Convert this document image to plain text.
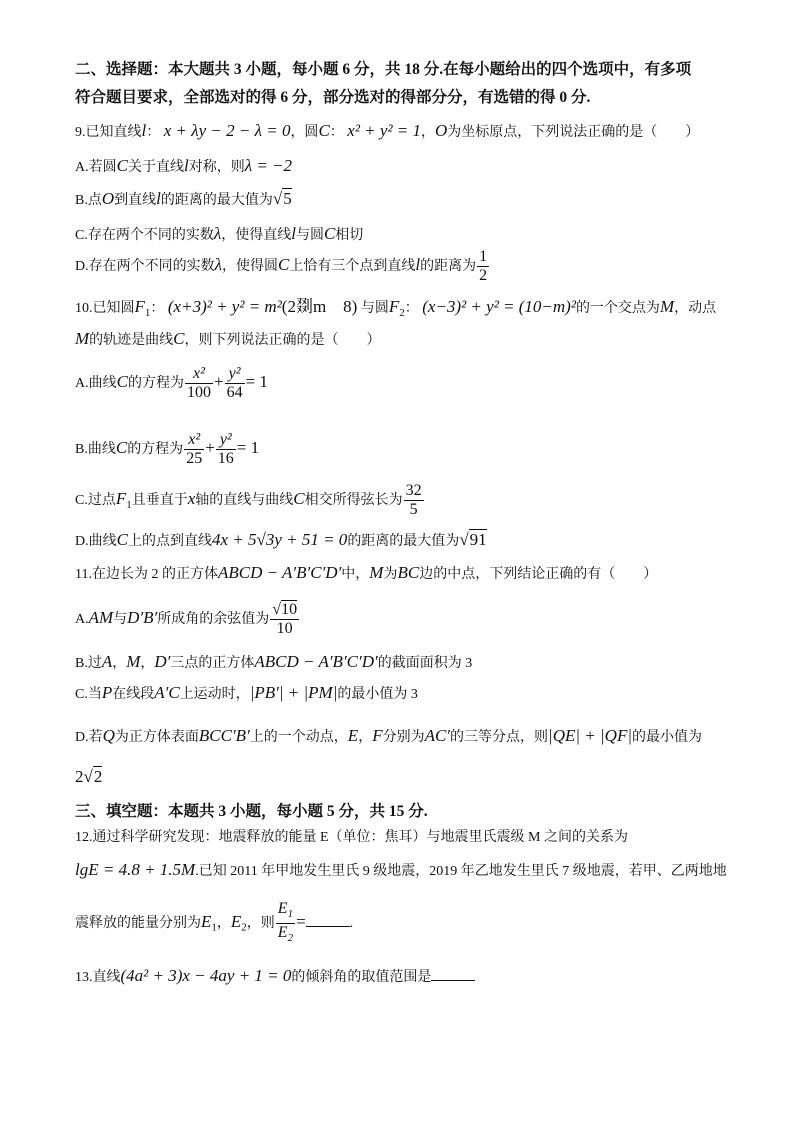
二、选择题：本大题共 3 小题，每小题 6 分，共 18 分.在每小题给出的四个选项中，有多项
符合题目要求，全部选对的得 6 分，部分选对的得部分分，有选错的得 0 分.
9.已知直线l： x + λy − 2 − λ = 0，圆C： x² + y² = 1，O为坐标原点，下列说法正确的是（　　）
A.若圆C关于直线l对称，则λ = −2
B.点O到直线l的距离的最大值为√5
C.存在两个不同的实数λ，使得直线l与圆C相切
D.存在两个不同的实数λ，使得圆C上恰有三个点到直线l的距离为 $\frac{1}{2}$
10.已知圆$F_1$： (x+3)² + y² = m²(2剟m　8) 与圆$F_2$： (x−3)² + y² = (10−m)²的一个交点为M，动点
M的轨迹是曲线C，则下列说法正确的是（　　）
A.曲线C的方程为 $\frac{\text{x²}}{100} + \frac{\text{y²}}{64} = 1$
B.曲线C的方程为 $\frac{\text{x²}}{25} + \frac{\text{y²}}{16} = 1$
C.过点$F_1$且垂直于x轴的直线与曲线C相交所得弦长为 $\frac{32}{5}$
D.曲线C上的点到直线4x + 5√3y + 51 = 0的距离的最大值为√91
11.在边长为 2 的正方体ABCD − A′B′C′D′中，M为BC边的中点，下列结论正确的有（　　）
A.AM与D′B′所成角的余弦值为 $\frac{√10}{10}$
B.过A，M，D′三点的正方体ABCD − A′B′C′D′的截面面积为 3
C.当P在线段A′C上运动时，|PB′| + |PM|的最小值为 3
D.若Q为正方体表面BCC′B′上的一个动点，E，F分别为AC′的三等分点，则|QE| + |QF|的最小值为
2√2
三、填空题：本题共 3 小题，每小题 5 分，共 15 分.
12.通过科学研究发现：地震释放的能量 E（单位：焦耳）与地震里氏震级 M 之间的关系为
lgE = 4.8 + 1.5M.已知 2011 年甲地发生里氏 9 级地震，2019 年乙地发生里氏 7 级地震，若甲、乙两地地
震释放的能量分别为$E_1$，$E_2$，则 $\frac{E_1}{E_2}$ =	.
13.直线(4a² + 3)x − 4ay + 1 = 0的倾斜角的取值范围是
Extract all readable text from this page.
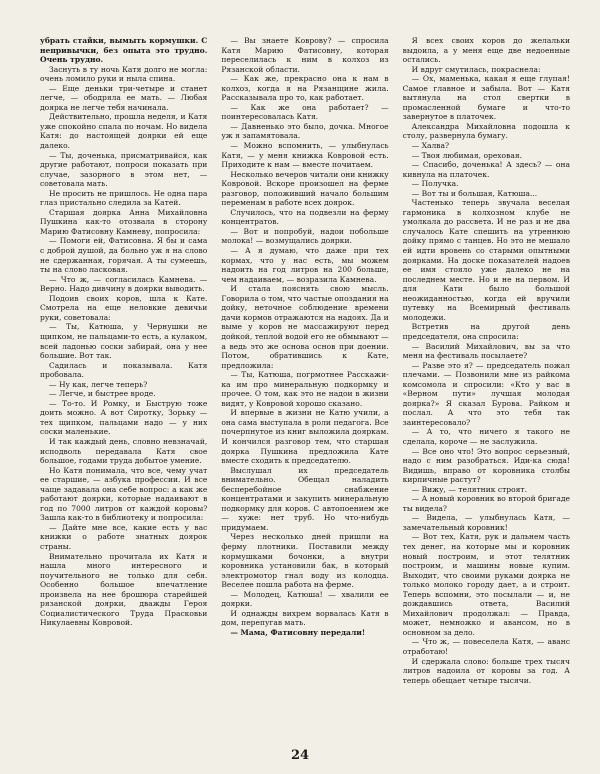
убрать стайки, вымыть кормушки. С непривычки, без опыта это трудно. Очень трудно.

Заснуть в ту ночь Катя долго не могла: очень ломило руки и ныла спина.

— Еще деньки три-четыре и станет легче, — ободряла ее мать. — Любая доярка не легче тебя начинала.

Действительно, прошла неделя, и Катя уже спокойно спала по ночам. Но видела Катя: до настоящей доярки ей еще далеко.

— Ты, доченька, присматривайся, как другие работают, попроси показать при случае, зазорного в этом нет, — советовала мать.

Не просить не пришлось. Не одна пара глаз пристально следила за Катей.

Старшая доярка Анна Михайловна Пушкина как-то отозвала в сторону Марию Фатисовну Камневу, попросила:

— Помоги ей, Фатисовна. Я бы и сама с доброй душой, да больно уж я на слово не сдержанная, горячая. А ты сумеешь, ты на слово ласковая.

— Что ж, — согласилась Камнева. — Верно. Надо дивчину в доярки выводить.

Подоив своих коров, шла к Кате. Смотрела на еще неловкие девичьи руки, советовала:

— Ты, Катюша, у Чернушки не щипком, не пальцами-то есть, а кулаком, всей ладонью соски забирай, она у нее большие. Вот так.

Садилась и показывала. Катя пробовала.

— Ну как, легче теперь?

— Легче, и быстрее вроде.

— То-то. И Ромку, и Быструю тоже доить можно. А вот Сиротку, Зорьку — тех щипком, пальцами надо — у них соски маленькие.

И так каждый день, словно невзначай, исподволь передавала Катя свое большое, годами труда добытое умение.

Но Катя понимала, что все, чему учат ее старшие, — азбука профессии. И все чаще задавала она себе вопрос: а как же работают доярки, которые надаивают в год по 7000 литров от каждой коровы? Зашла как-то в библиотеку и попросила:

— Дайте мне все, какие есть у вас книжки о работе знатных доярок страны.

Внимательно прочитала их Катя и нашла много интересного и поучительного не только для себя. Особенно большое впечатление произвела на нее брошюра старейшей рязанской доярки, дважды Героя Социалистического Труда Прасковьи Никулаевны Ковровой.

— Вы знаете Коврову? — спросила Катя Марию Фатисовну, которая переселилась к ним в колхоз из Рязанской области.

— Как же, прекрасно она к нам в колхоз, когда я на Рязанщине жила. Рассказывала про то, как работает.

— Как же она работает? — поинтересовалась Катя.

— Давненько это было, дочка. Многое уж я запамятовала.

— Можно вспомнить, — улыбнулась Катя, — у меня книжка Ковровой есть. Приходите к нам — вместе почитаем.

Несколько вечеров читали они книжку Ковровой. Вскоре произошел на ферме разговор, положивший начало большим переменам в работе всех доярок.

Случилось, что на подвезли на ферму концентратов.

— Вот и попробуй, надои побольше молока! — возмущались доярки.

— А я думаю, что даже при тех кормах, что у нас есть, мы можем надоить на год литров на 200 больше, чем надаиваем, — возразила Камнева.

И стала пояснять свою мысль. Говорила о том, что частые опоздания на дойку, неточное соблюдение времени дачи кормов отражаются на надоях. Да и выме у коров не массажируют перед дойкой, теплой водой его не обмывают — а ведь это же основа основ при доении. Потом, обратившись к Кате, предложила:

— Ты, Катюша, погрмотнее Расскажи-ка им про минеральную подкормку и прочее. О том, как это не надои в жизни видят, у Ковровой хорошо сказано.

И впервые в жизни не Катю учили, а она сама выступала в роли педагога. Все почерпнутое из книг выложила дояркам. И кончился разговор тем, что старшая доярка Пушкина предложила Кате вместе сходить к председателю.

Выслушал их председатель внимательно. Обещал наладить бесперебойное снабжение концентратами и закупить минеральную подкормку для коров. С автопоением же — хуже: нет труб. Но что-нибудь придумаем.

Через несколько дней пришли на ферму плотники. Поставили между кормушками бочонки, а внутри коровника установили бак, в который электромотор гнал воду из колодца. Веселее пошла работа на ферме.

— Молодец, Катюша! — хвалили ее доярки.

И однажды вихрем ворвалась Катя в дом, перепугав мать.

— Мама, Фатисовну передали!

Я всех своих коров до желальки выдоила, а у меня еще две недоенные остались.

И вдруг смутилась, покраснела:

— Ох, маменька, какая я еще глупая! Самое главное и забыла. Вот — Катя вытянула на стол свертки в промасленной бумаге и что-то завернутое в платочек.

Александра Михайловна подошла к столу, развернула бумагу.

— Халва?

— Твоя любимая, ореховая.

— Спасибо, доченька! А здесь? — она кивнула на платочек.

— Получка.

— Вот ты и большая, Катюша...

Частенько теперь звучала веселая гармоника в колхозном клубе не умолкала до рассвета. И не раз и не два случалось Кате спешить на утреннюю дойку прямо с танцев. Но это не мешало ей идти вровень со старыми опытными доярками. На доске показателей надоев ее имя стояло уже далеко не на последнем месте. Но и не на первом. И для Кати было большой неожиданностью, когда ей вручили путевку на Всемирный фестиваль молодежи.

Встретив на другой день председателя, она спросила:

— Василий Михайлович, вы за что меня на фестиваль посылаете?

— Разве это я? — председатель пожал плечами. — Позвонили мне из райкома комсомола и спросили: «Кто у вас в «Верном пути» лучшая молодая доярка?» Я сказал Бурова. Райком и послал. А что это тебя так заинтересовало?

— А то, что ничего я такого не сделала, короче — не заслужила.

— Все оно что! Это вопрос серьезный, надо с ним разобраться. Иди-ка сюда! Видишь, вправо от коровника столбы кирпичные растут?

— Вижу, — телятник строят.

— А новый коровник во второй бригаде ты видела?

— Видела, — улыбнулась Катя, — замечательный коровник!

— Вот тех, Катя, рук и дальнем часть тех денег, на которые мы и коровник новый построим, и этот телятник построим, и машины новые купим. Выходит, что своими руками доярка не только молоко городу дает, а и строит. Теперь вспомни, это посылали — и, не дождавшись ответа, Василий Михайлович продолжал: — Правда, может, немножко и авансом, но в основном за дело.

— Что ж, — повеселела Катя, — аванс отработаю!

И сдержала слово: больше трех тысяч литров надоила от коровы за год. А теперь обещает четыре тысячи.

24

- - -

-- Prompt --
From the data, list each line in which the string "работает" appears.

-- Full response --
— Как же, прекрасно она к нам в колхоз, когда я на Рязанщине жила. Рассказывала про то, как работает.
— Как же она работает? — поинтересовалась Катя.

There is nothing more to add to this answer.